» **Exercise directions**:
Tally up the lines carrying the string "Daily" and respond with only the resulting number.

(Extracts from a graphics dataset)

* BEGIN *

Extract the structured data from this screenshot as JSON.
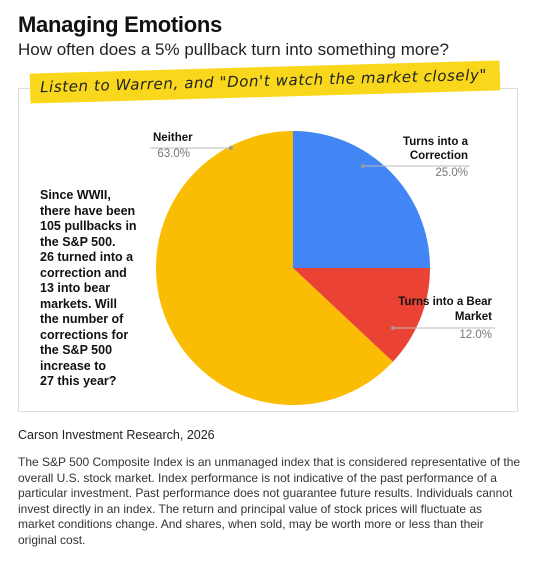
{
  "chart_data": {
    "type": "pie",
    "title": "Managing Emotions",
    "subtitle": "How often does a 5% pullback turn into something more?",
    "banner": "Listen to Warren, and \"Don't watch the market closely\"",
    "categories": [
      "Turns into a Correction",
      "Turns into a Bear Market",
      "Neither"
    ],
    "values": [
      25,
      12,
      63
    ],
    "value_labels": [
      "25.0%",
      "12.0%",
      "63.0%"
    ],
    "colors": [
      "#4285f4",
      "#ea4335",
      "#fbbc04"
    ],
    "annotation": [
      "Since WWII,",
      "there have been",
      "105 pullbacks in",
      "the S&P 500.",
      "26 turned into a",
      "correction and",
      "13 into bear",
      "markets. Will",
      "the number of",
      "corrections for",
      "the S&P 500",
      "increase to",
      "27 this year?"
    ]
  },
  "source": "Carson Investment Research, 2026",
  "disclaimer": "The S&P 500 Composite Index is an unmanaged index that is considered representative of the overall U.S. stock market. Index performance is not indicative of the past performance of a particular investment. Past performance does not guarantee future results. Individuals cannot invest directly in an index. The return and principal value of stock prices will fluctuate as market conditions change. And shares, when sold, may be worth more or less than their original cost."
}
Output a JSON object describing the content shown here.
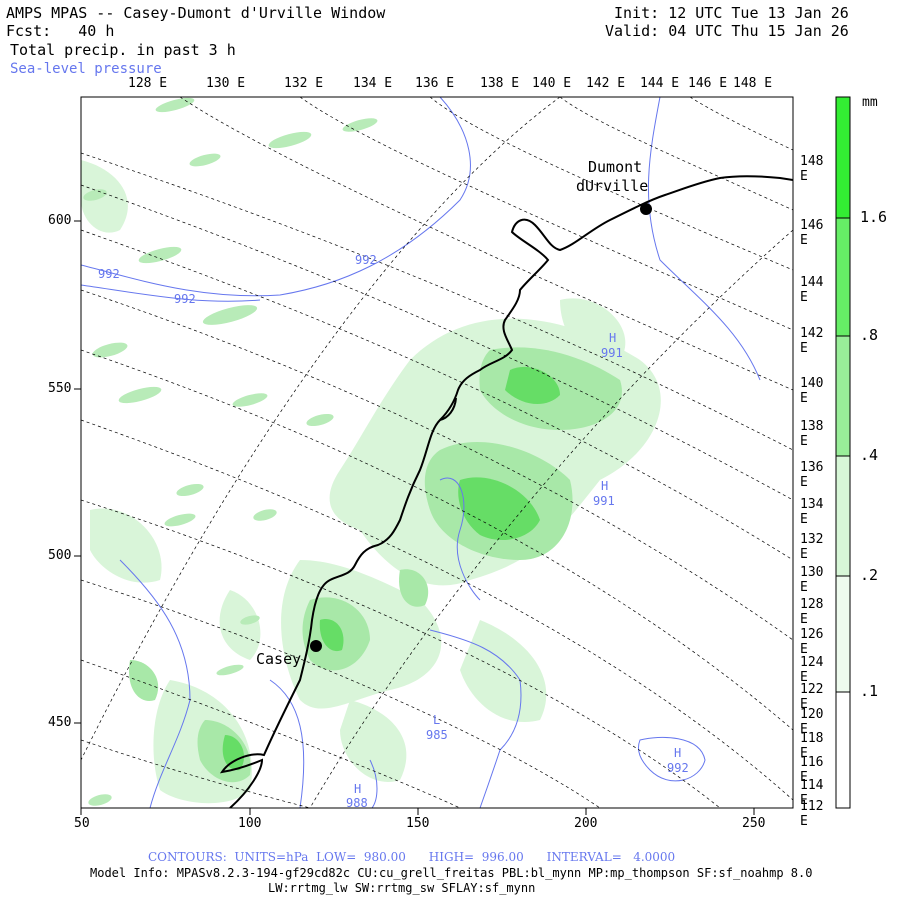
{
  "header": {
    "title": "AMPS MPAS -- Casey-Dumont d'Urville Window",
    "fcst_label": "Fcst:",
    "fcst_value": "40 h",
    "field": "Total precip. in past 3 h",
    "overlay": "Sea-level pressure",
    "init": "Init: 12 UTC Tue 13 Jan 26",
    "valid": "Valid: 04 UTC Thu 15 Jan 26"
  },
  "top_lon_labels": [
    "128 E",
    "130 E",
    "132 E",
    "134 E",
    "136 E",
    "138 E",
    "140 E",
    "142 E",
    "144 E",
    "146 E",
    "148 E"
  ],
  "right_lon_labels": [
    "148 E",
    "146 E",
    "144 E",
    "142 E",
    "140 E",
    "138 E",
    "136 E",
    "134 E",
    "132 E",
    "130 E",
    "128 E",
    "126 E",
    "124 E",
    "122 E",
    "120 E",
    "118 E",
    "116 E",
    "114 E",
    "112 E"
  ],
  "x_axis": [
    "50",
    "100",
    "150",
    "200",
    "250"
  ],
  "y_axis": [
    "600",
    "550",
    "500",
    "450"
  ],
  "stations": [
    {
      "name": "Casey"
    },
    {
      "name_line1": "Dumont",
      "name_line2": "dUrville"
    }
  ],
  "pressure_labels": [
    "992",
    "992",
    "992",
    "H",
    "991",
    "H",
    "991",
    "L",
    "985",
    "H",
    "992",
    "H",
    "988"
  ],
  "colorbar": {
    "unit": "mm",
    "ticks": [
      "1.6",
      ".8",
      ".4",
      ".2",
      ".1"
    ],
    "colors": [
      "#33ee33",
      "#66ee66",
      "#99ee99",
      "#ccf5cc",
      "#eefbee"
    ],
    "fractions": [
      0.0,
      0.2,
      0.4,
      0.56,
      0.76
    ]
  },
  "footer": {
    "contours": "CONTOURS:  UNITS=hPa  LOW=  980.00      HIGH=  996.00      INTERVAL=   4.0000",
    "model_info": "Model Info: MPASv8.2.3-194-gf29cd82c CU:cu_grell_freitas PBL:bl_mynn MP:mp_thompson SF:sf_noahmp 8.0",
    "model_info2": "LW:rrtmg_lw SW:rrtmg_sw SFLAY:sf_mynn"
  },
  "colors": {
    "coast": "#000000",
    "slp": "#6677ee",
    "precip_light": "#ccf2cc",
    "precip_mid": "#99e699",
    "precip_strong": "#66dd66"
  }
}
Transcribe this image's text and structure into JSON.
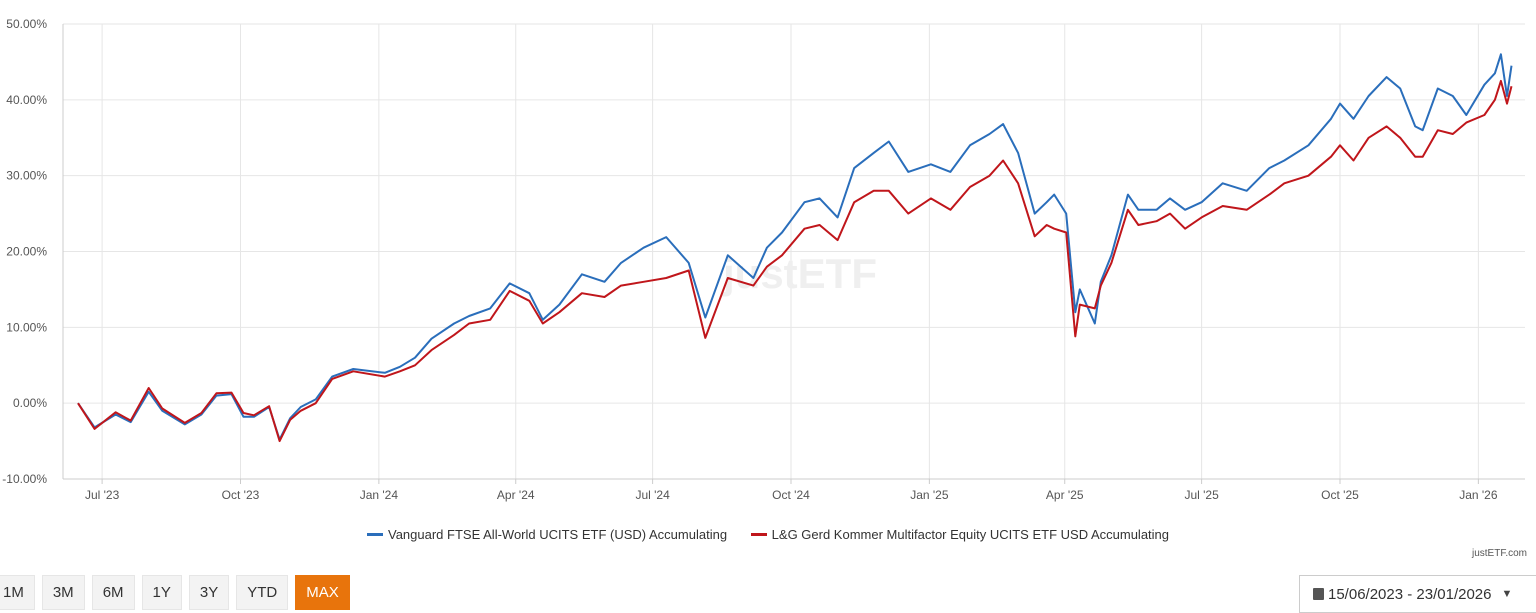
{
  "chart_data": {
    "type": "line",
    "title": "",
    "xlabel": "",
    "ylabel": "",
    "xlim": [
      "2023-06-05",
      "2026-02-01"
    ],
    "ylim": [
      -10,
      50
    ],
    "yticks": [
      -10,
      0,
      10,
      20,
      30,
      40,
      50
    ],
    "ytick_labels": [
      "-10.00%",
      "0.00%",
      "10.00%",
      "20.00%",
      "30.00%",
      "40.00%",
      "50.00%"
    ],
    "xticks": [
      "2023-07-01",
      "2023-10-01",
      "2024-01-01",
      "2024-04-01",
      "2024-07-01",
      "2024-10-01",
      "2025-01-01",
      "2025-04-01",
      "2025-07-01",
      "2025-10-01",
      "2026-01-01"
    ],
    "xtick_labels": [
      "Jul '23",
      "Oct '23",
      "Jan '24",
      "Apr '24",
      "Jul '24",
      "Oct '24",
      "Jan '25",
      "Apr '25",
      "Jul '25",
      "Oct '25",
      "Jan '26"
    ],
    "grid": true,
    "legend_position": "bottom-center",
    "series": [
      {
        "name": "Vanguard FTSE All-World UCITS ETF (USD) Accumulating",
        "color": "#2a6ebb",
        "points": [
          [
            "2023-06-15",
            0
          ],
          [
            "2023-06-26",
            -3.2
          ],
          [
            "2023-07-10",
            -1.5
          ],
          [
            "2023-07-20",
            -2.5
          ],
          [
            "2023-08-01",
            1.5
          ],
          [
            "2023-08-10",
            -1.0
          ],
          [
            "2023-08-25",
            -2.8
          ],
          [
            "2023-09-05",
            -1.5
          ],
          [
            "2023-09-15",
            1.0
          ],
          [
            "2023-09-25",
            1.2
          ],
          [
            "2023-10-03",
            -1.8
          ],
          [
            "2023-10-10",
            -1.8
          ],
          [
            "2023-10-20",
            -0.5
          ],
          [
            "2023-10-27",
            -4.8
          ],
          [
            "2023-11-03",
            -2.0
          ],
          [
            "2023-11-10",
            -0.5
          ],
          [
            "2023-11-20",
            0.5
          ],
          [
            "2023-12-01",
            3.5
          ],
          [
            "2023-12-15",
            4.5
          ],
          [
            "2024-01-05",
            4.0
          ],
          [
            "2024-01-15",
            4.8
          ],
          [
            "2024-01-25",
            6.0
          ],
          [
            "2024-02-05",
            8.5
          ],
          [
            "2024-02-20",
            10.5
          ],
          [
            "2024-03-01",
            11.5
          ],
          [
            "2024-03-15",
            12.5
          ],
          [
            "2024-03-28",
            15.8
          ],
          [
            "2024-04-10",
            14.5
          ],
          [
            "2024-04-19",
            11.0
          ],
          [
            "2024-04-30",
            13.0
          ],
          [
            "2024-05-15",
            17.0
          ],
          [
            "2024-05-30",
            16.0
          ],
          [
            "2024-06-10",
            18.5
          ],
          [
            "2024-06-25",
            20.5
          ],
          [
            "2024-07-10",
            21.9
          ],
          [
            "2024-07-25",
            18.5
          ],
          [
            "2024-08-05",
            11.3
          ],
          [
            "2024-08-20",
            19.5
          ],
          [
            "2024-09-06",
            16.5
          ],
          [
            "2024-09-15",
            20.5
          ],
          [
            "2024-09-25",
            22.5
          ],
          [
            "2024-10-10",
            26.5
          ],
          [
            "2024-10-20",
            27.0
          ],
          [
            "2024-11-01",
            24.5
          ],
          [
            "2024-11-12",
            31.0
          ],
          [
            "2024-11-25",
            33.0
          ],
          [
            "2024-12-05",
            34.5
          ],
          [
            "2024-12-18",
            30.5
          ],
          [
            "2025-01-02",
            31.5
          ],
          [
            "2025-01-15",
            30.5
          ],
          [
            "2025-01-28",
            34.0
          ],
          [
            "2025-02-10",
            35.5
          ],
          [
            "2025-02-19",
            36.8
          ],
          [
            "2025-03-01",
            33.0
          ],
          [
            "2025-03-12",
            25.0
          ],
          [
            "2025-03-20",
            26.5
          ],
          [
            "2025-03-25",
            27.5
          ],
          [
            "2025-04-02",
            25.0
          ],
          [
            "2025-04-08",
            12.0
          ],
          [
            "2025-04-11",
            15.0
          ],
          [
            "2025-04-21",
            10.5
          ],
          [
            "2025-04-25",
            16.0
          ],
          [
            "2025-05-02",
            19.5
          ],
          [
            "2025-05-13",
            27.5
          ],
          [
            "2025-05-20",
            25.5
          ],
          [
            "2025-06-01",
            25.5
          ],
          [
            "2025-06-10",
            27.0
          ],
          [
            "2025-06-20",
            25.5
          ],
          [
            "2025-07-01",
            26.5
          ],
          [
            "2025-07-15",
            29.0
          ],
          [
            "2025-07-31",
            28.0
          ],
          [
            "2025-08-15",
            31.0
          ],
          [
            "2025-08-25",
            32.0
          ],
          [
            "2025-09-10",
            34.0
          ],
          [
            "2025-09-25",
            37.5
          ],
          [
            "2025-10-01",
            39.5
          ],
          [
            "2025-10-10",
            37.5
          ],
          [
            "2025-10-20",
            40.5
          ],
          [
            "2025-11-01",
            43.0
          ],
          [
            "2025-11-10",
            41.5
          ],
          [
            "2025-11-20",
            36.5
          ],
          [
            "2025-11-25",
            36.0
          ],
          [
            "2025-12-05",
            41.5
          ],
          [
            "2025-12-15",
            40.5
          ],
          [
            "2025-12-24",
            38.0
          ],
          [
            "2026-01-05",
            42.0
          ],
          [
            "2026-01-12",
            43.5
          ],
          [
            "2026-01-16",
            46.0
          ],
          [
            "2026-01-20",
            40.5
          ],
          [
            "2026-01-23",
            44.5
          ]
        ]
      },
      {
        "name": "L&G Gerd Kommer Multifactor Equity UCITS ETF USD Accumulating",
        "color": "#c0161b",
        "points": [
          [
            "2023-06-15",
            0
          ],
          [
            "2023-06-26",
            -3.4
          ],
          [
            "2023-07-10",
            -1.2
          ],
          [
            "2023-07-20",
            -2.3
          ],
          [
            "2023-08-01",
            2.0
          ],
          [
            "2023-08-10",
            -0.7
          ],
          [
            "2023-08-25",
            -2.6
          ],
          [
            "2023-09-05",
            -1.3
          ],
          [
            "2023-09-15",
            1.3
          ],
          [
            "2023-09-25",
            1.4
          ],
          [
            "2023-10-03",
            -1.3
          ],
          [
            "2023-10-10",
            -1.6
          ],
          [
            "2023-10-20",
            -0.4
          ],
          [
            "2023-10-27",
            -5.0
          ],
          [
            "2023-11-03",
            -2.2
          ],
          [
            "2023-11-10",
            -1.0
          ],
          [
            "2023-11-20",
            0.0
          ],
          [
            "2023-12-01",
            3.2
          ],
          [
            "2023-12-15",
            4.2
          ],
          [
            "2024-01-05",
            3.5
          ],
          [
            "2024-01-15",
            4.2
          ],
          [
            "2024-01-25",
            5.0
          ],
          [
            "2024-02-05",
            7.0
          ],
          [
            "2024-02-20",
            9.0
          ],
          [
            "2024-03-01",
            10.5
          ],
          [
            "2024-03-15",
            11.0
          ],
          [
            "2024-03-28",
            14.8
          ],
          [
            "2024-04-10",
            13.5
          ],
          [
            "2024-04-19",
            10.5
          ],
          [
            "2024-04-30",
            12.0
          ],
          [
            "2024-05-15",
            14.5
          ],
          [
            "2024-05-30",
            14.0
          ],
          [
            "2024-06-10",
            15.5
          ],
          [
            "2024-06-25",
            16.0
          ],
          [
            "2024-07-10",
            16.5
          ],
          [
            "2024-07-25",
            17.5
          ],
          [
            "2024-08-05",
            8.6
          ],
          [
            "2024-08-20",
            16.5
          ],
          [
            "2024-09-06",
            15.5
          ],
          [
            "2024-09-15",
            18.0
          ],
          [
            "2024-09-25",
            19.5
          ],
          [
            "2024-10-10",
            23.0
          ],
          [
            "2024-10-20",
            23.5
          ],
          [
            "2024-11-01",
            21.5
          ],
          [
            "2024-11-12",
            26.5
          ],
          [
            "2024-11-25",
            28.0
          ],
          [
            "2024-12-05",
            28.0
          ],
          [
            "2024-12-18",
            25.0
          ],
          [
            "2025-01-02",
            27.0
          ],
          [
            "2025-01-15",
            25.5
          ],
          [
            "2025-01-28",
            28.5
          ],
          [
            "2025-02-10",
            30.0
          ],
          [
            "2025-02-19",
            32.0
          ],
          [
            "2025-03-01",
            29.0
          ],
          [
            "2025-03-12",
            22.0
          ],
          [
            "2025-03-20",
            23.5
          ],
          [
            "2025-03-25",
            23.0
          ],
          [
            "2025-04-02",
            22.5
          ],
          [
            "2025-04-08",
            8.8
          ],
          [
            "2025-04-11",
            13.0
          ],
          [
            "2025-04-21",
            12.5
          ],
          [
            "2025-04-25",
            15.5
          ],
          [
            "2025-05-02",
            18.5
          ],
          [
            "2025-05-13",
            25.5
          ],
          [
            "2025-05-20",
            23.5
          ],
          [
            "2025-06-01",
            24.0
          ],
          [
            "2025-06-10",
            25.0
          ],
          [
            "2025-06-20",
            23.0
          ],
          [
            "2025-07-01",
            24.5
          ],
          [
            "2025-07-15",
            26.0
          ],
          [
            "2025-07-31",
            25.5
          ],
          [
            "2025-08-15",
            27.5
          ],
          [
            "2025-08-25",
            29.0
          ],
          [
            "2025-09-10",
            30.0
          ],
          [
            "2025-09-25",
            32.5
          ],
          [
            "2025-10-01",
            34.0
          ],
          [
            "2025-10-10",
            32.0
          ],
          [
            "2025-10-20",
            35.0
          ],
          [
            "2025-11-01",
            36.5
          ],
          [
            "2025-11-10",
            35.0
          ],
          [
            "2025-11-20",
            32.5
          ],
          [
            "2025-11-25",
            32.5
          ],
          [
            "2025-12-05",
            36.0
          ],
          [
            "2025-12-15",
            35.5
          ],
          [
            "2025-12-24",
            37.0
          ],
          [
            "2026-01-05",
            38.0
          ],
          [
            "2026-01-12",
            40.0
          ],
          [
            "2026-01-16",
            42.5
          ],
          [
            "2026-01-20",
            39.5
          ],
          [
            "2026-01-23",
            41.8
          ]
        ]
      }
    ]
  },
  "watermark": "justETF",
  "credit": "justETF.com",
  "ranges": [
    {
      "label": "1M",
      "active": false
    },
    {
      "label": "3M",
      "active": false
    },
    {
      "label": "6M",
      "active": false
    },
    {
      "label": "1Y",
      "active": false
    },
    {
      "label": "3Y",
      "active": false
    },
    {
      "label": "YTD",
      "active": false
    },
    {
      "label": "MAX",
      "active": true
    }
  ],
  "accent_color": "#e8740c",
  "date_range": {
    "icon": "calendar-icon",
    "value": "15/06/2023 - 23/01/2026"
  }
}
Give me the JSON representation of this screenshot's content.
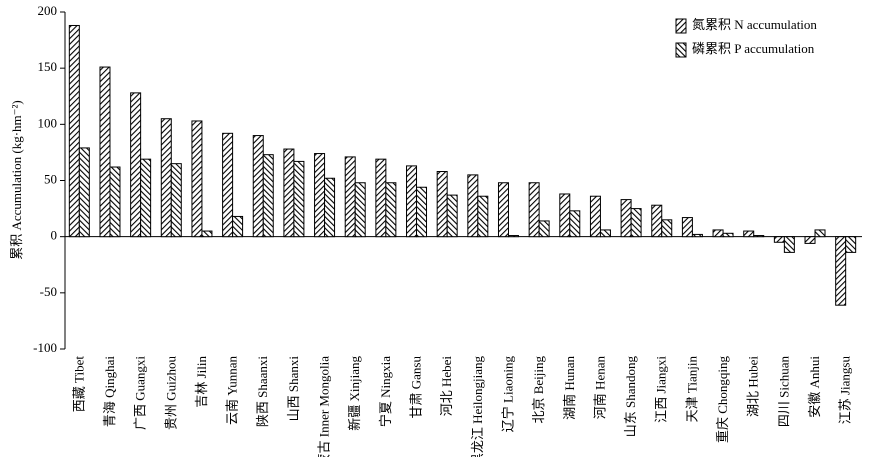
{
  "chart_data": {
    "type": "bar",
    "y_label": "累积 Accumulation (kg·hm⁻²)",
    "categories": [
      "西藏 Tibet",
      "青海 Qinghai",
      "广西 Guangxi",
      "贵州 Guizhou",
      "吉林 Jilin",
      "云南 Yunnan",
      "陕西 Shaanxi",
      "山西 Shanxi",
      "内蒙古 Inner Mongolia",
      "新疆 Xinjiang",
      "宁夏 Ningxia",
      "甘肃 Gansu",
      "河北 Hebei",
      "黑龙江 Heilongjiang",
      "辽宁 Liaoning",
      "北京 Beijing",
      "湖南 Hunan",
      "河南 Henan",
      "山东 Shandong",
      "江西 Jiangxi",
      "天津 Tianjin",
      "重庆 Chongqing",
      "湖北 Hubei",
      "四川 Sichuan",
      "安徽 Anhui",
      "江苏 Jiangsu"
    ],
    "series": [
      {
        "name": "氮累积 N accumulation",
        "color": "#000000",
        "hatch": "forward",
        "values": [
          188,
          151,
          128,
          105,
          103,
          92,
          90,
          78,
          74,
          71,
          69,
          63,
          58,
          55,
          48,
          48,
          38,
          36,
          33,
          28,
          17,
          6,
          5,
          -5,
          -6,
          -61
        ]
      },
      {
        "name": "磷累积 P accumulation",
        "color": "#000000",
        "hatch": "backward",
        "values": [
          79,
          62,
          69,
          65,
          5,
          18,
          73,
          67,
          52,
          48,
          48,
          44,
          37,
          36,
          1,
          14,
          23,
          6,
          25,
          15,
          2,
          3,
          1,
          -14,
          6,
          -14
        ]
      }
    ],
    "ylim": [
      -100,
      200
    ],
    "yticks": [
      -100,
      -50,
      0,
      50,
      100,
      150,
      200
    ],
    "grid": false,
    "legend": "top-right"
  }
}
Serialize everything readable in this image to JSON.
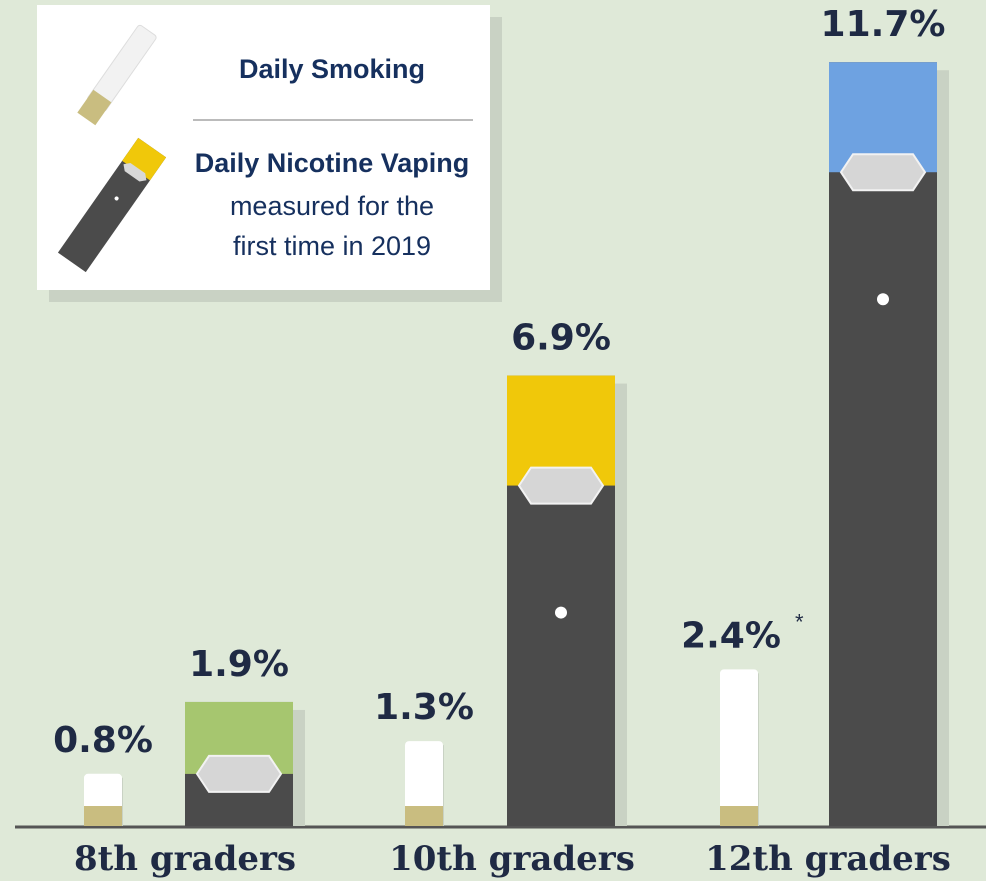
{
  "chart_data": {
    "type": "bar",
    "categories": [
      "8th graders",
      "10th graders",
      "12th graders"
    ],
    "series": [
      {
        "name": "Daily Smoking",
        "color": "#ffffff",
        "tip_color": "#c9bd80",
        "values": [
          0.8,
          1.3,
          2.4
        ],
        "value_labels": [
          "0.8%",
          "1.3%",
          "2.4%"
        ]
      },
      {
        "name": "Daily Nicotine Vaping",
        "color": "#4b4b4b",
        "colors": [
          "#a6c66f",
          "#f0c80a",
          "#6ea2e1"
        ],
        "values": [
          1.9,
          6.9,
          11.7
        ],
        "value_labels": [
          "1.9%",
          "6.9%",
          "11.7%"
        ]
      }
    ],
    "legend_note": [
      "measured for the",
      "first time in 2019"
    ],
    "annotation": "*",
    "ylim": [
      0,
      12.5
    ]
  }
}
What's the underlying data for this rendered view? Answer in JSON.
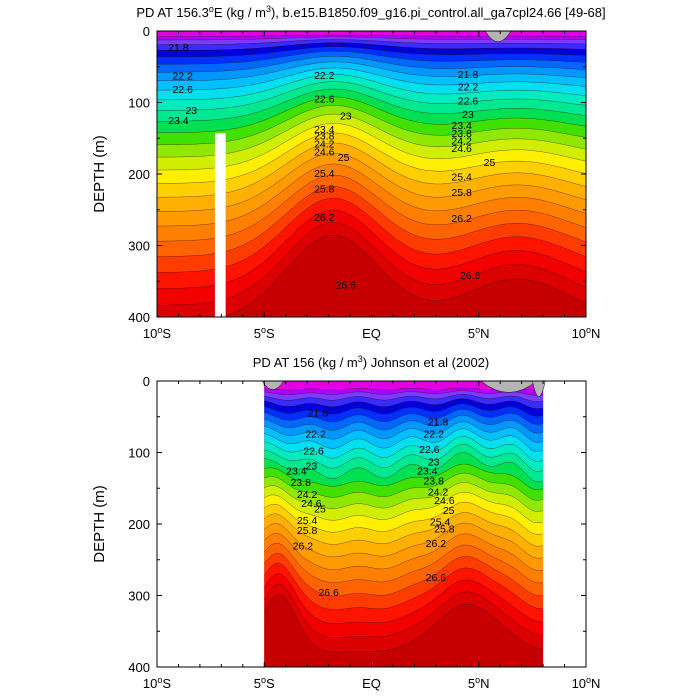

* END *

» **Written solution**:
2